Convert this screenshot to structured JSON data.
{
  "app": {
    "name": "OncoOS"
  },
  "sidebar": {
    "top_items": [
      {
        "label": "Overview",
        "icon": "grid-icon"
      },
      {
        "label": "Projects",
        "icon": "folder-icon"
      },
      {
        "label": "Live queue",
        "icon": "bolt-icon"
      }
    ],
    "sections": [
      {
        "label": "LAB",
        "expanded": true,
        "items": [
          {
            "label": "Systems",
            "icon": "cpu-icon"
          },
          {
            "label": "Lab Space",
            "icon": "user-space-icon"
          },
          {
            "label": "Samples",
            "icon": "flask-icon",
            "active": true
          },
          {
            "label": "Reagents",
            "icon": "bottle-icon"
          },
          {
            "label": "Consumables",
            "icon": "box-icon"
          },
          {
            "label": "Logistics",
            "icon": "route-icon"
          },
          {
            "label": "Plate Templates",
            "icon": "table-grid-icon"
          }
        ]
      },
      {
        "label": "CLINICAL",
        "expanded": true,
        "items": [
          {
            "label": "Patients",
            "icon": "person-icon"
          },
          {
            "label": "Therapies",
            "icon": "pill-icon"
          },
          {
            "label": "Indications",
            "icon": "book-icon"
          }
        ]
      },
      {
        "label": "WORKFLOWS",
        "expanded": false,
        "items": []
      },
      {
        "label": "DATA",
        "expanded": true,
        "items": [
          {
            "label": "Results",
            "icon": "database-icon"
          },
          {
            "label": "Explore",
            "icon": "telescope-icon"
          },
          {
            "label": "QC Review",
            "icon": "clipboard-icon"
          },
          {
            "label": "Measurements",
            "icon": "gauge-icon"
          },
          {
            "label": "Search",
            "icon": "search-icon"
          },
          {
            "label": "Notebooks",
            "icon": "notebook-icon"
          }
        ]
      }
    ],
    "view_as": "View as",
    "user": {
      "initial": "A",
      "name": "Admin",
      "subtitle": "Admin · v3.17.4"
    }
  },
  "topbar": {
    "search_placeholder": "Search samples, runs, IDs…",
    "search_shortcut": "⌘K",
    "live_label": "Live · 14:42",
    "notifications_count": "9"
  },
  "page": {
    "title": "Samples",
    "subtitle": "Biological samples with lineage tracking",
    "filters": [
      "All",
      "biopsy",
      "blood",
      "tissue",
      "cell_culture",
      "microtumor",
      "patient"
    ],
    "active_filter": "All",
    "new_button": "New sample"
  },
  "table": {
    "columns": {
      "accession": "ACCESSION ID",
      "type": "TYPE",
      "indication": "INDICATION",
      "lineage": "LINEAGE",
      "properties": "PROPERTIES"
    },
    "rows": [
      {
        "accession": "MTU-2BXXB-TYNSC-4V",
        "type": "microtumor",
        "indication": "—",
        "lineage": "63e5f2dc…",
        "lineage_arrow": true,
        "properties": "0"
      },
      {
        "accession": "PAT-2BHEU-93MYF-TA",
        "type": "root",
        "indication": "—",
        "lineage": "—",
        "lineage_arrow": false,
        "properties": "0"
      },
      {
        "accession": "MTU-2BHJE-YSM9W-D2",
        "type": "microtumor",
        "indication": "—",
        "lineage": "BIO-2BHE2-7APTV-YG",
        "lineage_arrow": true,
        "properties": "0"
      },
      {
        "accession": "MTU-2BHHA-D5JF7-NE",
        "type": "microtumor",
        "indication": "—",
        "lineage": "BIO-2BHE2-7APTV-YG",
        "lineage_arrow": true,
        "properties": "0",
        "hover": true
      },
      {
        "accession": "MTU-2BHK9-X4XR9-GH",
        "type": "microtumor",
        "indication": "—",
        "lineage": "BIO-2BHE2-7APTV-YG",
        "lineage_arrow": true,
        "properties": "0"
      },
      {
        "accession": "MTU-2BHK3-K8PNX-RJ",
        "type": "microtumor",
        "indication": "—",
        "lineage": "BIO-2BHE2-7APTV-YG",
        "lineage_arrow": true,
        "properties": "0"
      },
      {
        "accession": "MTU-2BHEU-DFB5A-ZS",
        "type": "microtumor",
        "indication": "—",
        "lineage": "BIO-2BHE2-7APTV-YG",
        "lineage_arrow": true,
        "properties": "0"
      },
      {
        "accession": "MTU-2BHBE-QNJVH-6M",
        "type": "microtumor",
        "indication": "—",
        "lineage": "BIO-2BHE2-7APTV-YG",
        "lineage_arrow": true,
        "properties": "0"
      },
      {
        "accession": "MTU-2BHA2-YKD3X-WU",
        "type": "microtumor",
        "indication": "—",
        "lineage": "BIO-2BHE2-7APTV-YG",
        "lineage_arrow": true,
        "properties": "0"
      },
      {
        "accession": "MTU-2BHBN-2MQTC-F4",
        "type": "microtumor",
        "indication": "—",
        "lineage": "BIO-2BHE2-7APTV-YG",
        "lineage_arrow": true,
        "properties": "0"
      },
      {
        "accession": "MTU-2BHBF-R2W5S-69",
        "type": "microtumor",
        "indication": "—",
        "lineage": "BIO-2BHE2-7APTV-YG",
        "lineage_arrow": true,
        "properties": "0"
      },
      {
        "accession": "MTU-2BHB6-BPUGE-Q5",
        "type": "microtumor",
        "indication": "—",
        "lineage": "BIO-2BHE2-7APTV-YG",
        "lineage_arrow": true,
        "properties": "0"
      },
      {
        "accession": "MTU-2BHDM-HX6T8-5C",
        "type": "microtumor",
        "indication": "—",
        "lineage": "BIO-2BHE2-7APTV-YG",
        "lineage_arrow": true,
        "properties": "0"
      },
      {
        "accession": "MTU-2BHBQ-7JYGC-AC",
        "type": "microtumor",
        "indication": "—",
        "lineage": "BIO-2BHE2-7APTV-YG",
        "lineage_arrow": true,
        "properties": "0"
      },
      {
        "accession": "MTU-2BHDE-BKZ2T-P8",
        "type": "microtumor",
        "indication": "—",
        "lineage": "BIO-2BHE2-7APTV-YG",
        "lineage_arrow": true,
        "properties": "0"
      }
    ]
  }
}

EXERCISE DETAILS: The full listing above needs to be given again exactly.

ANSWER TO THIS PROBLEM:
Convert this screenshot to structured JSON data.
{
  "app": {
    "name": "OncoOS"
  },
  "sidebar": {
    "top_items": [
      {
        "label": "Overview",
        "icon": "grid-icon"
      },
      {
        "label": "Projects",
        "icon": "folder-icon"
      },
      {
        "label": "Live queue",
        "icon": "bolt-icon"
      }
    ],
    "sections": [
      {
        "label": "LAB",
        "expanded": true,
        "items": [
          {
            "label": "Systems",
            "icon": "cpu-icon"
          },
          {
            "label": "Lab Space",
            "icon": "user-space-icon"
          },
          {
            "label": "Samples",
            "icon": "flask-icon",
            "active": true
          },
          {
            "label": "Reagents",
            "icon": "bottle-icon"
          },
          {
            "label": "Consumables",
            "icon": "box-icon"
          },
          {
            "label": "Logistics",
            "icon": "route-icon"
          },
          {
            "label": "Plate Templates",
            "icon": "table-grid-icon"
          }
        ]
      },
      {
        "label": "CLINICAL",
        "expanded": true,
        "items": [
          {
            "label": "Patients",
            "icon": "person-icon"
          },
          {
            "label": "Therapies",
            "icon": "pill-icon"
          },
          {
            "label": "Indications",
            "icon": "book-icon"
          }
        ]
      },
      {
        "label": "WORKFLOWS",
        "expanded": false,
        "items": []
      },
      {
        "label": "DATA",
        "expanded": true,
        "items": [
          {
            "label": "Results",
            "icon": "database-icon"
          },
          {
            "label": "Explore",
            "icon": "telescope-icon"
          },
          {
            "label": "QC Review",
            "icon": "clipboard-icon"
          },
          {
            "label": "Measurements",
            "icon": "gauge-icon"
          },
          {
            "label": "Search",
            "icon": "search-icon"
          },
          {
            "label": "Notebooks",
            "icon": "notebook-icon"
          }
        ]
      }
    ],
    "view_as": "View as",
    "user": {
      "initial": "A",
      "name": "Admin",
      "subtitle": "Admin · v3.17.4"
    }
  },
  "topbar": {
    "search_placeholder": "Search samples, runs, IDs…",
    "search_shortcut": "⌘K",
    "live_label": "Live · 14:42",
    "notifications_count": "9"
  },
  "page": {
    "title": "Samples",
    "subtitle": "Biological samples with lineage tracking",
    "filters": [
      "All",
      "biopsy",
      "blood",
      "tissue",
      "cell_culture",
      "microtumor",
      "patient"
    ],
    "active_filter": "All",
    "new_button": "New sample"
  },
  "table": {
    "columns": {
      "accession": "ACCESSION ID",
      "type": "TYPE",
      "indication": "INDICATION",
      "lineage": "LINEAGE",
      "properties": "PROPERTIES"
    },
    "rows": [
      {
        "accession": "MTU-2BXXB-TYNSC-4V",
        "type": "microtumor",
        "indication": "—",
        "lineage": "63e5f2dc…",
        "lineage_arrow": true,
        "properties": "0"
      },
      {
        "accession": "PAT-2BHEU-93MYF-TA",
        "type": "root",
        "indication": "—",
        "lineage": "—",
        "lineage_arrow": false,
        "properties": "0"
      },
      {
        "accession": "MTU-2BHJE-YSM9W-D2",
        "type": "microtumor",
        "indication": "—",
        "lineage": "BIO-2BHE2-7APTV-YG",
        "lineage_arrow": true,
        "properties": "0"
      },
      {
        "accession": "MTU-2BHHA-D5JF7-NE",
        "type": "microtumor",
        "indication": "—",
        "lineage": "BIO-2BHE2-7APTV-YG",
        "lineage_arrow": true,
        "properties": "0",
        "hover": true
      },
      {
        "accession": "MTU-2BHK9-X4XR9-GH",
        "type": "microtumor",
        "indication": "—",
        "lineage": "BIO-2BHE2-7APTV-YG",
        "lineage_arrow": true,
        "properties": "0"
      },
      {
        "accession": "MTU-2BHK3-K8PNX-RJ",
        "type": "microtumor",
        "indication": "—",
        "lineage": "BIO-2BHE2-7APTV-YG",
        "lineage_arrow": true,
        "properties": "0"
      },
      {
        "accession": "MTU-2BHEU-DFB5A-ZS",
        "type": "microtumor",
        "indication": "—",
        "lineage": "BIO-2BHE2-7APTV-YG",
        "lineage_arrow": true,
        "properties": "0"
      },
      {
        "accession": "MTU-2BHBE-QNJVH-6M",
        "type": "microtumor",
        "indication": "—",
        "lineage": "BIO-2BHE2-7APTV-YG",
        "lineage_arrow": true,
        "properties": "0"
      },
      {
        "accession": "MTU-2BHA2-YKD3X-WU",
        "type": "microtumor",
        "indication": "—",
        "lineage": "BIO-2BHE2-7APTV-YG",
        "lineage_arrow": true,
        "properties": "0"
      },
      {
        "accession": "MTU-2BHBN-2MQTC-F4",
        "type": "microtumor",
        "indication": "—",
        "lineage": "BIO-2BHE2-7APTV-YG",
        "lineage_arrow": true,
        "properties": "0"
      },
      {
        "accession": "MTU-2BHBF-R2W5S-69",
        "type": "microtumor",
        "indication": "—",
        "lineage": "BIO-2BHE2-7APTV-YG",
        "lineage_arrow": true,
        "properties": "0"
      },
      {
        "accession": "MTU-2BHB6-BPUGE-Q5",
        "type": "microtumor",
        "indication": "—",
        "lineage": "BIO-2BHE2-7APTV-YG",
        "lineage_arrow": true,
        "properties": "0"
      },
      {
        "accession": "MTU-2BHDM-HX6T8-5C",
        "type": "microtumor",
        "indication": "—",
        "lineage": "BIO-2BHE2-7APTV-YG",
        "lineage_arrow": true,
        "properties": "0"
      },
      {
        "accession": "MTU-2BHBQ-7JYGC-AC",
        "type": "microtumor",
        "indication": "—",
        "lineage": "BIO-2BHE2-7APTV-YG",
        "lineage_arrow": true,
        "properties": "0"
      },
      {
        "accession": "MTU-2BHDE-BKZ2T-P8",
        "type": "microtumor",
        "indication": "—",
        "lineage": "BIO-2BHE2-7APTV-YG",
        "lineage_arrow": true,
        "properties": "0"
      }
    ]
  }
}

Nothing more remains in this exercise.